— START PAGE EXCERPT —

Actually, it makes a lot of sense to me that soon after Mary had learned the news of her pregnancy, she “set out and went with haste” to the hill country nearby Nazareth, to stay with her cousin Elizabeth, who, at nearly forty years her senior, was herself miraculously expecting her own child. Because when disruption has come and chaos abounds, you’ve got to do something, right; if for no other reason than to sort things out and talk to somebody who might understand. As Renita Weems has written, “How do you defend a blessing you cannot explain? [and] who would believe her?” Only, perhaps, one who knew such a blessing in her own life.
And as it turns out, Elizabeth not only knew the blessing of her own impending birth but also that of Mary’s: the joy of this child of God’s coming into the world is so great that even the child in Elizabeth’s womb leaped for joy at the sound of Mary’s voice. “Blessed are you amongst women, and blessed is the child you will bear,” Elizabeth cries out to Mary. “…and blessed is she who has believed that the Lord would fulfill his promises to her!” [NIV]
And as Luke’s gospel tells the story, it’s at that precise moment that everything comes into focus for Mary; for it’s now that she bursts into song, praising God and singing, “My soul magnifies the Lord, and my spirit rejoices in God my Savior.” And with a voice that is borne of an unfettered heart, Mary sings of all the incredible, unthinkable possibilities: that God’s mercy would extend not solely to those in positions of worldly power, as the Romans would them believe, but “to all who fear him from generation to generation;” that God with mighty strength would bring down the powerful from their thrones, scatter the proud in the thoughts of their hearts; and that with equal strength he would lift up the lowly, filling the hungry with good things and sending the rich and the powerful away empty.
Mary’s song, that which has been known throughout history as the Magnificat, makes it clear: that everything that was ever known to be true about this world and about life as it was ever known was now about to be turned upside down and inside out; and it was all happening by God’s grace and purpose, and all because of this tiny little baby (!)growing in Mary’s womb! So what might have been seen as a mere disruption was in fact a blessing of divine proportion, the beginning of a new world created and nurtured at the hand of a loving and redeeming God who will do great things according to the promise he made to all of God’s people at the time of Abraham.
And Mary… Mary, of all people… her soul magnified and her spirit rejoicing “in God her Savior,” was now not only assured of the importance of her role in this holy story, but also ready to walk boldly and faithfully into that new world confident in that blessing and the promise that God’s “mercy is for those who fear him from generation to generation.”
And I guess the question for you and me, who are dwelling amidst our own worldly disruptions – especially this Christmas – are we ready to do the same? As this Advent time of waiting, watching and preparing continues, are we ready to see the ongoing disruptions as part of a perhaps yet-to-be unrevealed blessing that God in Emmanuel is ready to bestow? Will we be bold enough in our life and living – and faithful in the act – to find the true joy of what even now our Lord is doing in the world and in our lives?

— END PAGE EXCERPT —

_WORK TO COMPLETE:_
In the sermon excerpt on Mary's song, reproduce the passage from "Mary’s song, that" to "time of Abraham.", swapping "disruption" for "upheaval".

— START DATA SECTION —

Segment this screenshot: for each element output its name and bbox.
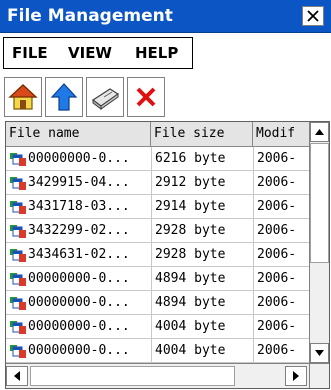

— END DATA SECTION —

_RIGHT ANSWER:_
Mary’s song, that which has been known throughout history as the Magnificat, makes it clear: that everything that was ever known to be true about this world and about life as it was ever known was now about to be turned upside down and inside out; and it was all happening by God’s grace and purpose, and all because of this tiny little baby (!)growing in Mary’s womb! So what might have been seen as a mere upheaval was in fact a blessing of divine proportion, the beginning of a new world created and nurtured at the hand of a loving and redeeming God who will do great things according to the promise he made to all of God’s people at the time of Abraham.